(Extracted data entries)
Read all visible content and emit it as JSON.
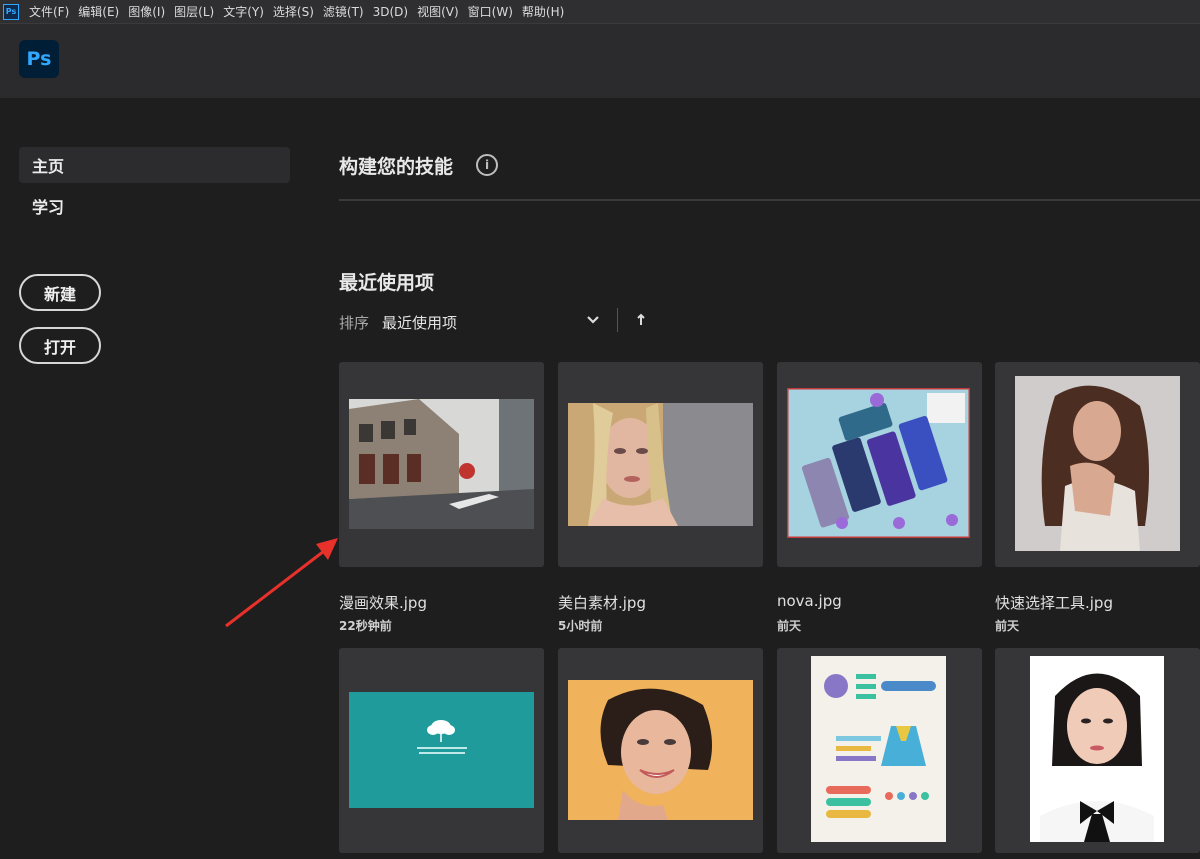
{
  "menubar": {
    "app_icon": "Ps",
    "items": [
      "文件(F)",
      "编辑(E)",
      "图像(I)",
      "图层(L)",
      "文字(Y)",
      "选择(S)",
      "滤镜(T)",
      "3D(D)",
      "视图(V)",
      "窗口(W)",
      "帮助(H)"
    ]
  },
  "header": {
    "logo": "Ps"
  },
  "sidebar": {
    "home": "主页",
    "learn": "学习",
    "new_button": "新建",
    "open_button": "打开"
  },
  "main": {
    "skills_title": "构建您的技能",
    "info_icon": "i",
    "recent_title": "最近使用项",
    "sort_label": "排序",
    "sort_value": "最近使用项"
  },
  "recent_files": [
    {
      "name": "漫画效果.jpg",
      "time": "22秒钟前"
    },
    {
      "name": "美白素材.jpg",
      "time": "5小时前"
    },
    {
      "name": "nova.jpg",
      "time": "前天"
    },
    {
      "name": "快速选择工具.jpg",
      "time": "前天"
    }
  ],
  "colors": {
    "background": "#1e1e1f",
    "card": "#363638",
    "accent": "#31a8ff",
    "annotation_arrow": "#e8312a"
  }
}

__YOUR TASK__
Restate each entry word for word, leaving out any pictures.

__ANSWER FOR THIS EXERCISE__
Read all visible content and emit it as JSON.
{
  "menubar": {
    "app_icon": "Ps",
    "items": [
      "文件(F)",
      "编辑(E)",
      "图像(I)",
      "图层(L)",
      "文字(Y)",
      "选择(S)",
      "滤镜(T)",
      "3D(D)",
      "视图(V)",
      "窗口(W)",
      "帮助(H)"
    ]
  },
  "header": {
    "logo": "Ps"
  },
  "sidebar": {
    "home": "主页",
    "learn": "学习",
    "new_button": "新建",
    "open_button": "打开"
  },
  "main": {
    "skills_title": "构建您的技能",
    "info_icon": "i",
    "recent_title": "最近使用项",
    "sort_label": "排序",
    "sort_value": "最近使用项"
  },
  "recent_files": [
    {
      "name": "漫画效果.jpg",
      "time": "22秒钟前"
    },
    {
      "name": "美白素材.jpg",
      "time": "5小时前"
    },
    {
      "name": "nova.jpg",
      "time": "前天"
    },
    {
      "name": "快速选择工具.jpg",
      "time": "前天"
    }
  ],
  "colors": {
    "background": "#1e1e1f",
    "card": "#363638",
    "accent": "#31a8ff",
    "annotation_arrow": "#e8312a"
  }
}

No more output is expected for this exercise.